What you have to do: A single number is the answer here: how many lines of the entries contain "history"?
------ Extracted data ------
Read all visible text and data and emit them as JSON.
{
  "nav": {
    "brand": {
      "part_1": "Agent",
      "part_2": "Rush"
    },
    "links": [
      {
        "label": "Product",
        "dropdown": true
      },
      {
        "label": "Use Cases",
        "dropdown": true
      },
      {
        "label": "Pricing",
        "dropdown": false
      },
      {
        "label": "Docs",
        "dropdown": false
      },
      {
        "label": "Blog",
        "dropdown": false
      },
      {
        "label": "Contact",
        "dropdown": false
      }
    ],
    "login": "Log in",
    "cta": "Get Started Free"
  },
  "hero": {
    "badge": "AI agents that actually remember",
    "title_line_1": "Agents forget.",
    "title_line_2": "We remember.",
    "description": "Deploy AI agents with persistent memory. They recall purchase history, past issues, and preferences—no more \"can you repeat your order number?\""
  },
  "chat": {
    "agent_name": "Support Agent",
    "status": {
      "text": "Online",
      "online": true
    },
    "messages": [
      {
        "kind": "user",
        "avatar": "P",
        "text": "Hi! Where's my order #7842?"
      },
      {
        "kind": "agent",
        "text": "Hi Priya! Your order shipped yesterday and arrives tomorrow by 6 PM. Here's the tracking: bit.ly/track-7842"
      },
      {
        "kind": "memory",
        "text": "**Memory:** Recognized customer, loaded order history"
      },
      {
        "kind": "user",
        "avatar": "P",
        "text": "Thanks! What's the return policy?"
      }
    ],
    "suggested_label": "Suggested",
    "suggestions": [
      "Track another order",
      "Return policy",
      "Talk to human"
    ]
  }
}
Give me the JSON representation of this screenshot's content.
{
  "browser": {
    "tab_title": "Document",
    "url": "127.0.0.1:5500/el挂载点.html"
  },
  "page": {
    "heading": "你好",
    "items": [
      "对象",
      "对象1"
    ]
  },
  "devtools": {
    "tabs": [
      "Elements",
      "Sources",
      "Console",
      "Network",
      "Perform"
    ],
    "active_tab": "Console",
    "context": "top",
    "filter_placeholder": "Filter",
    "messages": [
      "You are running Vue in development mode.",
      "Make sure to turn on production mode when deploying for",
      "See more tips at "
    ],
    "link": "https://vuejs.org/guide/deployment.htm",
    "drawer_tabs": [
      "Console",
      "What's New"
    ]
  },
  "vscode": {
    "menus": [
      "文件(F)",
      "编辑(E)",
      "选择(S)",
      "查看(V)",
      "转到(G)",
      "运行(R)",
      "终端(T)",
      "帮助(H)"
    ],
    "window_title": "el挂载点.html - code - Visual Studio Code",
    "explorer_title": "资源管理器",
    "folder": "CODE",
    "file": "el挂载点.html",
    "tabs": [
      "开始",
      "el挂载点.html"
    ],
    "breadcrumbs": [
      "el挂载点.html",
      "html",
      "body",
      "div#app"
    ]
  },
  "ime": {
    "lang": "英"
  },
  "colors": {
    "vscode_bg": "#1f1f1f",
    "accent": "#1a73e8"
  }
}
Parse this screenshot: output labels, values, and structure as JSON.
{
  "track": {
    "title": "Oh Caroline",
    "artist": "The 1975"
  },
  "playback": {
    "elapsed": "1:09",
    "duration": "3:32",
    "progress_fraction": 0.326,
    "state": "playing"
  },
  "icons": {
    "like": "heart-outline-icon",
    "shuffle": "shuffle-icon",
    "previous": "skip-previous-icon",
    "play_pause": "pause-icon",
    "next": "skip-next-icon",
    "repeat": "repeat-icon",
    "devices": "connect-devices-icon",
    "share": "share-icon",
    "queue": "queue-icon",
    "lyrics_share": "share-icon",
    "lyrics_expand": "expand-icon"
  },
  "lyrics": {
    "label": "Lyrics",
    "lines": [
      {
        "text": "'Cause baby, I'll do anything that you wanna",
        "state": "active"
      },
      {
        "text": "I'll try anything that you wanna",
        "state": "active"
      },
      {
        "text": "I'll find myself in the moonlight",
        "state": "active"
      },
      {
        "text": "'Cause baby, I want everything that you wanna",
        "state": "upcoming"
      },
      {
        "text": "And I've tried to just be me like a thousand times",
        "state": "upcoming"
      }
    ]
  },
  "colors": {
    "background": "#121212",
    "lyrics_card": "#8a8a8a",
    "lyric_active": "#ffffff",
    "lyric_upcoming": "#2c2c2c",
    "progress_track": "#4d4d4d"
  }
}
------
Solution for this exercise: 2